··· DATA FOR THIS TASK ···
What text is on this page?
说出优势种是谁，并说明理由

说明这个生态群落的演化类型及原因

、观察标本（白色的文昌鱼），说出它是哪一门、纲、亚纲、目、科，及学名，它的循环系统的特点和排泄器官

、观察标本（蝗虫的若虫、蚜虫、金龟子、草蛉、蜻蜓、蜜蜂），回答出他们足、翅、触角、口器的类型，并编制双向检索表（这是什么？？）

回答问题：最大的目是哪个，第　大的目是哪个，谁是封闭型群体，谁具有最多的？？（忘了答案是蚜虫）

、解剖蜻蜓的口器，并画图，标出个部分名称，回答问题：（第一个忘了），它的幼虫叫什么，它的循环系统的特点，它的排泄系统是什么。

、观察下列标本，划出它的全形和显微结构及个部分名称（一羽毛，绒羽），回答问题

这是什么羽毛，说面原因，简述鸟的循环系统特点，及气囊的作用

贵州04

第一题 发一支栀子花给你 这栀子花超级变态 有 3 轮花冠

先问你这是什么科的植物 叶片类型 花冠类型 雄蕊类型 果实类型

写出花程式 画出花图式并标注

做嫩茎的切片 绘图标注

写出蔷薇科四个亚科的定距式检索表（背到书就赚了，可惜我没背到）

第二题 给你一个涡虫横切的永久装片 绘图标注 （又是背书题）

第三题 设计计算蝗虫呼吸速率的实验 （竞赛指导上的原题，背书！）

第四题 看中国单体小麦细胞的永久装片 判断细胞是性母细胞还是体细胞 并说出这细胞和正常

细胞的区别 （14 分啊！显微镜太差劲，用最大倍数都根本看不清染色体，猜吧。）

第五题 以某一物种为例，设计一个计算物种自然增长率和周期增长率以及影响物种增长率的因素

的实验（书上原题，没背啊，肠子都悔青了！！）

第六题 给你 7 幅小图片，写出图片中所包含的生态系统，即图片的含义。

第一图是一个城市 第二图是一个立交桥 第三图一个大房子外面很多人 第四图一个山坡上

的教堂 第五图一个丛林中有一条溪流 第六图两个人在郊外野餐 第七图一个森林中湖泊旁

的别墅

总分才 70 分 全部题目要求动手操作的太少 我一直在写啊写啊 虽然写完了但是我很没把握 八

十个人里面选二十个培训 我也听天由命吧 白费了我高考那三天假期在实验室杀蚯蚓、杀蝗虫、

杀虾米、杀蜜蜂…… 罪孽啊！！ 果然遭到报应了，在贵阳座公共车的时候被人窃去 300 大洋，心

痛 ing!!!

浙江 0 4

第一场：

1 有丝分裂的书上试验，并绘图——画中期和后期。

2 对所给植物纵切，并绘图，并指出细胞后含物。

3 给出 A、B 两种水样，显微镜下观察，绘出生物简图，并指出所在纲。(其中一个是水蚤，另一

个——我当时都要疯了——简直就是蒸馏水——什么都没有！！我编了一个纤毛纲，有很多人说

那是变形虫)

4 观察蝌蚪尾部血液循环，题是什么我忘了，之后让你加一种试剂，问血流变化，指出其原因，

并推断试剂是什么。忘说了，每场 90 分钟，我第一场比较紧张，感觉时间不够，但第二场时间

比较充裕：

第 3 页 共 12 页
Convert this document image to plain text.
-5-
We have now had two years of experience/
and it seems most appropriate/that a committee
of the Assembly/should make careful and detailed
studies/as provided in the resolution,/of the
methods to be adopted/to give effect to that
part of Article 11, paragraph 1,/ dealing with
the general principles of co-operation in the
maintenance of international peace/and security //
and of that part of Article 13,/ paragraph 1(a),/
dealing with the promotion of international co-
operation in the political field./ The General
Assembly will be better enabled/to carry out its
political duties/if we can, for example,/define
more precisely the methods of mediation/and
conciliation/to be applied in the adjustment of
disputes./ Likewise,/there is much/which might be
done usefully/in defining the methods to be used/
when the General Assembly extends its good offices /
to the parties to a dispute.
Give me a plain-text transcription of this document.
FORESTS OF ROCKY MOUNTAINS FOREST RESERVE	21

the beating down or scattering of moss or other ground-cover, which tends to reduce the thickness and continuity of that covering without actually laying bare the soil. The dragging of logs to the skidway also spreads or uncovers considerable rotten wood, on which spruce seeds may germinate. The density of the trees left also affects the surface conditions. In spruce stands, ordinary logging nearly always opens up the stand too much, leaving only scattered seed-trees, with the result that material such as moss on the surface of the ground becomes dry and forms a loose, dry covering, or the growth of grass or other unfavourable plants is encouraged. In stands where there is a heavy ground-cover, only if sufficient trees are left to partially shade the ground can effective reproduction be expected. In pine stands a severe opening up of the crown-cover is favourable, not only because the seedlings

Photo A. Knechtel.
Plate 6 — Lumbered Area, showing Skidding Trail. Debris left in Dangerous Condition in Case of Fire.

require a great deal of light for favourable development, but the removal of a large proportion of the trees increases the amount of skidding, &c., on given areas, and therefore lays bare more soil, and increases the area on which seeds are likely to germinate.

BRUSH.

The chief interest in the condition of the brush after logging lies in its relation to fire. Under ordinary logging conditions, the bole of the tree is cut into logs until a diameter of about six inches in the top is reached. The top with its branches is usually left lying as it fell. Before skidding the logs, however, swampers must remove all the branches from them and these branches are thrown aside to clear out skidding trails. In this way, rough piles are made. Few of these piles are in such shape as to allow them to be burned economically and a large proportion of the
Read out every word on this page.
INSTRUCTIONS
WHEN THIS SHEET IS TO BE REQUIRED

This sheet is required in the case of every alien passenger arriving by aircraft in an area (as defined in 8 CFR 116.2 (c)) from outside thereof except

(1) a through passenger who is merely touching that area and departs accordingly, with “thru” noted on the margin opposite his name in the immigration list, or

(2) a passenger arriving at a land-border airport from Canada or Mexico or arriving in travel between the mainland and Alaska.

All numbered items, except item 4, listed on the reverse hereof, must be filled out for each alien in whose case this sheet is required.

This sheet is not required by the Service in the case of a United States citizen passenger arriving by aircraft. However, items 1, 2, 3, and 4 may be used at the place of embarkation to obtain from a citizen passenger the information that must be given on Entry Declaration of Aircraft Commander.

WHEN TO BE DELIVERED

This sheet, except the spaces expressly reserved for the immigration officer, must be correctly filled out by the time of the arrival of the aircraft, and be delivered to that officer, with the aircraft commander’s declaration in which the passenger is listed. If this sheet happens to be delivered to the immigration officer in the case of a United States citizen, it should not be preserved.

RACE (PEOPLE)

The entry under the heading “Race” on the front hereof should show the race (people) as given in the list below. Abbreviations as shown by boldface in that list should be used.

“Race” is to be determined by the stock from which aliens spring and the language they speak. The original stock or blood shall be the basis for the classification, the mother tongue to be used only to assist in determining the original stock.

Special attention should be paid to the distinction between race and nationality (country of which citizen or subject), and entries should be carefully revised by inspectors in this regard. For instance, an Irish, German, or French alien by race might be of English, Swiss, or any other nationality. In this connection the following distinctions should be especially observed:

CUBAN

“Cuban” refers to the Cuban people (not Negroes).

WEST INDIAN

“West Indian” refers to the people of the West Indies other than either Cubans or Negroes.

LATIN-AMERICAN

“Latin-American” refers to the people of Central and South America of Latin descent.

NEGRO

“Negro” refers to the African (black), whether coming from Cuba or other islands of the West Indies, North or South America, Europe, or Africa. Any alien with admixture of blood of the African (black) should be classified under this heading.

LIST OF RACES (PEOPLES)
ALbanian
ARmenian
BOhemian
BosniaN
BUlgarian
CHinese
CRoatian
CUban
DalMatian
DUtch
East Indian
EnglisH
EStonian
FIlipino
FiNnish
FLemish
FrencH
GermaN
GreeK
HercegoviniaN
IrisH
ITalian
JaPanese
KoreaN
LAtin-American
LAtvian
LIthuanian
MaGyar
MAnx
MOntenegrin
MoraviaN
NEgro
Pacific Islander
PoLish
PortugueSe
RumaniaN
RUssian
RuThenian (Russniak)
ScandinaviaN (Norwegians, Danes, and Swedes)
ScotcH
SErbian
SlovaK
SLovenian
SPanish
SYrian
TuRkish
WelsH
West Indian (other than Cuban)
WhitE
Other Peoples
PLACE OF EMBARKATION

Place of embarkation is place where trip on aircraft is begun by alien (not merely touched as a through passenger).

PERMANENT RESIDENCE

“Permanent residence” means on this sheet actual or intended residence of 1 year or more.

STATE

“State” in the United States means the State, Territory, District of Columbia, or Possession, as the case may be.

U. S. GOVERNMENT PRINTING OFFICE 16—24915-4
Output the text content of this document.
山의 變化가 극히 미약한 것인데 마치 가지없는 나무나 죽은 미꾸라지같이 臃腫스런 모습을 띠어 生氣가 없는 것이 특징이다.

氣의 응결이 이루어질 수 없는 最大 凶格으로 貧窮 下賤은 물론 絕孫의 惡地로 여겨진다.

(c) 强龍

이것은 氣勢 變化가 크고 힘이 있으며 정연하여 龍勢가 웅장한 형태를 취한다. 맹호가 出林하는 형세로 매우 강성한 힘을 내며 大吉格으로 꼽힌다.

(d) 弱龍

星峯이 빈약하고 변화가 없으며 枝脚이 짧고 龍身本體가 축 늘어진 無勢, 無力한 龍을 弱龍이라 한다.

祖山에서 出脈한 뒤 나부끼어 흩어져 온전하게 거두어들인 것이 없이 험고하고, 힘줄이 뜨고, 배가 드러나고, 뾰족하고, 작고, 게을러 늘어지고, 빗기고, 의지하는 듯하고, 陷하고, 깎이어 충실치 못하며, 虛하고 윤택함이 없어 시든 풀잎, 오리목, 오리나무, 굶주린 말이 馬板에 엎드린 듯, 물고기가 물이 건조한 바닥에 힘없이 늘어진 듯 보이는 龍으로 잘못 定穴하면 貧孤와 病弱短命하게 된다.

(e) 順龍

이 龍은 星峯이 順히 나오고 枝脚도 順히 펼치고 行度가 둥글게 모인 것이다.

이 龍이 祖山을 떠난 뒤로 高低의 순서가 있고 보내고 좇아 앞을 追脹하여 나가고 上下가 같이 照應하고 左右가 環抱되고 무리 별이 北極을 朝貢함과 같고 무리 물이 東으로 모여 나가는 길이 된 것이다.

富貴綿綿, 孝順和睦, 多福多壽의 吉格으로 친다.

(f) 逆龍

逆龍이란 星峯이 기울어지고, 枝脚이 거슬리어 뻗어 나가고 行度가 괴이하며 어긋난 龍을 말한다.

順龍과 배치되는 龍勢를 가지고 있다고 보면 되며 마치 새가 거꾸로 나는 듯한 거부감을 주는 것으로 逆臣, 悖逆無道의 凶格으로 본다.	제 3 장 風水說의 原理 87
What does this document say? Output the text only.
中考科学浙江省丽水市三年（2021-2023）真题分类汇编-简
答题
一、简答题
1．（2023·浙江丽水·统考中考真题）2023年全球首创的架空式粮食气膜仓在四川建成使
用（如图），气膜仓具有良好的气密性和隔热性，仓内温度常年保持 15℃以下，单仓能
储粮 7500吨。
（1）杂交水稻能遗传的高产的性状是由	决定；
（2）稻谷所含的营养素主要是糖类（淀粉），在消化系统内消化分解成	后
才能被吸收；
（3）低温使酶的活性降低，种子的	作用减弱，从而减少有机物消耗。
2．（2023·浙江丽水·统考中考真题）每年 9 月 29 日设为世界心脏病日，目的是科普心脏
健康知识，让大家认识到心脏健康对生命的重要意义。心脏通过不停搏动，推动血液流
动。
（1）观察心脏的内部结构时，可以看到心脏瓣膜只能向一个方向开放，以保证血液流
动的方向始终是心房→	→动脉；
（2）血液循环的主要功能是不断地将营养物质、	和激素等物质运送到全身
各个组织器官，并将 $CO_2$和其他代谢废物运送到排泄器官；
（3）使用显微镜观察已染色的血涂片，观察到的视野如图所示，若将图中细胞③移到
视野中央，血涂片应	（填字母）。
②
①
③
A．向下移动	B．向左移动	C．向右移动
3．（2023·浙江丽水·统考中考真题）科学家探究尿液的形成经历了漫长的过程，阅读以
···
**WORK TO DO:** Copy each line of the listing that contains the string "citizen".

**REPLY:**
This sheet is not required by the Service in the case of a United States citizen passenger arriving by aircraft. However, items 1, 2, 3, and 4 may be used at the place of embarkation to obtain from a citizen passenger the information that must be given on Entry Declaration of Aircraft Commander.
This sheet, except the spaces expressly reserved for the immigration officer, must be correctly filled out by the time of the arrival of the aircraft, and be delivered to that officer, with the aircraft commander’s declaration in which the passenger is listed. If this sheet happens to be delivered to the immigration officer in the case of a United States citizen, it should not be preserved.
Special attention should be paid to the distinction between race and nationality (country of which citizen or subject), and entries should be carefully revised by inspectors in this regard. For instance, an Irish, German, or French alien by race might be of English, Swiss, or any other nationality. In this connection the following distinctions should be especially observed:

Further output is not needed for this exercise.